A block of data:
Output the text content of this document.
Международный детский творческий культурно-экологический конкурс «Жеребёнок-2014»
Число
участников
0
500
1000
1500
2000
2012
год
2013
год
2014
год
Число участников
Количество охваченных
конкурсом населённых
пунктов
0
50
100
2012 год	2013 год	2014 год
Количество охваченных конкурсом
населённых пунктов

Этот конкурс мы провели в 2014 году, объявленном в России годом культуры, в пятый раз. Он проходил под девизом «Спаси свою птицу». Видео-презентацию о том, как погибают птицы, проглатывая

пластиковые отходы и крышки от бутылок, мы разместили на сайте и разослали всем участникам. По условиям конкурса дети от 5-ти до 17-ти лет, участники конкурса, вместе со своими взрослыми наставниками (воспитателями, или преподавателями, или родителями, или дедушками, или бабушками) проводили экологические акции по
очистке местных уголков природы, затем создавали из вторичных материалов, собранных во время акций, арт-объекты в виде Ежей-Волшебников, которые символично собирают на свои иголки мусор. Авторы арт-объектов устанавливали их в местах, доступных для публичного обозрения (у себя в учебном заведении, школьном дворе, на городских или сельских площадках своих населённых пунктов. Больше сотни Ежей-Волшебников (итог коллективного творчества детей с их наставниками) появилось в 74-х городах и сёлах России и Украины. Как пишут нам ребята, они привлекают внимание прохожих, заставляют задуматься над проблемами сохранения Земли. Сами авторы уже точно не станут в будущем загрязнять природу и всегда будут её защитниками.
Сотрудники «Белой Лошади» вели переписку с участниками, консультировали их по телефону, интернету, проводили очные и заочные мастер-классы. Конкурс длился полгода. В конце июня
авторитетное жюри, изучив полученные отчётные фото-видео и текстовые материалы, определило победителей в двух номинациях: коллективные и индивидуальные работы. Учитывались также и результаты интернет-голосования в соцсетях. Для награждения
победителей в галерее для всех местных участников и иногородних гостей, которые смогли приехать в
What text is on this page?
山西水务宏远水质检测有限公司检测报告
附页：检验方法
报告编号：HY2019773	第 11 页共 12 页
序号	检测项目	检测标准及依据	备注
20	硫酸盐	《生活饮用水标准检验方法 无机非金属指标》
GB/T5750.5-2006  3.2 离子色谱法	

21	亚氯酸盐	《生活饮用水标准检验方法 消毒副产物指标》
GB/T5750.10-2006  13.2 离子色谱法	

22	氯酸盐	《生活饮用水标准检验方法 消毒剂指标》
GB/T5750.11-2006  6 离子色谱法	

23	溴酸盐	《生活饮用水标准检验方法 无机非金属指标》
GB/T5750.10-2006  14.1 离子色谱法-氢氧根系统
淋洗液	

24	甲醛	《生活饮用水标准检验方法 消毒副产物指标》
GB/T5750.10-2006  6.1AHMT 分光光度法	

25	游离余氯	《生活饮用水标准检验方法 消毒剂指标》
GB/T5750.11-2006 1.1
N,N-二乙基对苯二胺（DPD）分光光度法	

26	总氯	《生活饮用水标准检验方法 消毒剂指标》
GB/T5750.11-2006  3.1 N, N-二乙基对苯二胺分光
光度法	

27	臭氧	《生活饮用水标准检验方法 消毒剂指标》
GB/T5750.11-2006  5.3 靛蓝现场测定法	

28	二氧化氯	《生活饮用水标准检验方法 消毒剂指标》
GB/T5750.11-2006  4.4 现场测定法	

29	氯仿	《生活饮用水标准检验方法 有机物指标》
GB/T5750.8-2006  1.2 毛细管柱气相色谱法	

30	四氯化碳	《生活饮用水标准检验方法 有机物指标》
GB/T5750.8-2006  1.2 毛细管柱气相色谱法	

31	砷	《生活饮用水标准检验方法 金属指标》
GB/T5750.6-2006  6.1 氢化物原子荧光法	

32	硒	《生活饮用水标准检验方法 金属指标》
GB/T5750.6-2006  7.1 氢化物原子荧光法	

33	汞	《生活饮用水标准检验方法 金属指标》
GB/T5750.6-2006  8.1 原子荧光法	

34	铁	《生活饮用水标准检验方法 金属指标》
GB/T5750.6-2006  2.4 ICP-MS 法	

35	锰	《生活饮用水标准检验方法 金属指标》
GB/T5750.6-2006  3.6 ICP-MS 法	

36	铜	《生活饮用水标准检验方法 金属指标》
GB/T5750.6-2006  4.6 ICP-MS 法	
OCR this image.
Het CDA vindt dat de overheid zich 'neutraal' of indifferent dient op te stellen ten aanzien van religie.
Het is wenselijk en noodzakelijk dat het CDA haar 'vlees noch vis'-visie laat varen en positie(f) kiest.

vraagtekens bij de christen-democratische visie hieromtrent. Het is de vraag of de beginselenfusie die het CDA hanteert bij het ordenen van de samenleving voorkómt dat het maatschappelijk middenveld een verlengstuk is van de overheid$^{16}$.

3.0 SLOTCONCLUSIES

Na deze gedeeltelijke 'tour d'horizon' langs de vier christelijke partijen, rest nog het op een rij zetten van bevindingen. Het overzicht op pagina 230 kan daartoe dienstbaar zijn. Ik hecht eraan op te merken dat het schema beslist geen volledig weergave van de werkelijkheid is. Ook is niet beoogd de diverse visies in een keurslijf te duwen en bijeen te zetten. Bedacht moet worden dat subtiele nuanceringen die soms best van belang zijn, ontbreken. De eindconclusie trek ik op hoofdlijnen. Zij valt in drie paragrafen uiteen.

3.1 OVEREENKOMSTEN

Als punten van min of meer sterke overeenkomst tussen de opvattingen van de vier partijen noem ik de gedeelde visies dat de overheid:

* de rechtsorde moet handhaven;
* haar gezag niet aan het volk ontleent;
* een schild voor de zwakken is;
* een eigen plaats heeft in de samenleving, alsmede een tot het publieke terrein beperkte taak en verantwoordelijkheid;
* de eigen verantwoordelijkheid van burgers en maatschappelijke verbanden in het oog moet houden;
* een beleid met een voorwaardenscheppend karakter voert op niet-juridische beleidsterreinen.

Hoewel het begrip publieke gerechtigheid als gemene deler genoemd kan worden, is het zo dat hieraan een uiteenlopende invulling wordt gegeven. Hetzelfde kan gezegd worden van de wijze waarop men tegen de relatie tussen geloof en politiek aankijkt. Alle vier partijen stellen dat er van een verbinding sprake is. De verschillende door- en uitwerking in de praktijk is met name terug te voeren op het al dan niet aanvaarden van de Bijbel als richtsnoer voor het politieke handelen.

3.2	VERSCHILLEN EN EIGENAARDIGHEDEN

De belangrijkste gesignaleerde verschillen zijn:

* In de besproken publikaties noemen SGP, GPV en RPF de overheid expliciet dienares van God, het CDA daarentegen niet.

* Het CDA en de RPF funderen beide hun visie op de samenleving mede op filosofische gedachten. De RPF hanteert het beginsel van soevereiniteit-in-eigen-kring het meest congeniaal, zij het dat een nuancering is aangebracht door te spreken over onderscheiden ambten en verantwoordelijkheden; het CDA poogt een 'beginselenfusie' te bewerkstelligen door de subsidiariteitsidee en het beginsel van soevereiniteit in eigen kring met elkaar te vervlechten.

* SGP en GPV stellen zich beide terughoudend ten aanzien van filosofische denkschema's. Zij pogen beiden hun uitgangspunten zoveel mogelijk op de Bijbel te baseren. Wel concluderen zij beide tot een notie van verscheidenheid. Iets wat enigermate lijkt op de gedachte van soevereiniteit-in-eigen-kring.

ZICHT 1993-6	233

Task instructions: Above are several records. Count the lines among them that contain "verantwoordelijkheid" and give only the total.

Exercise solution: 2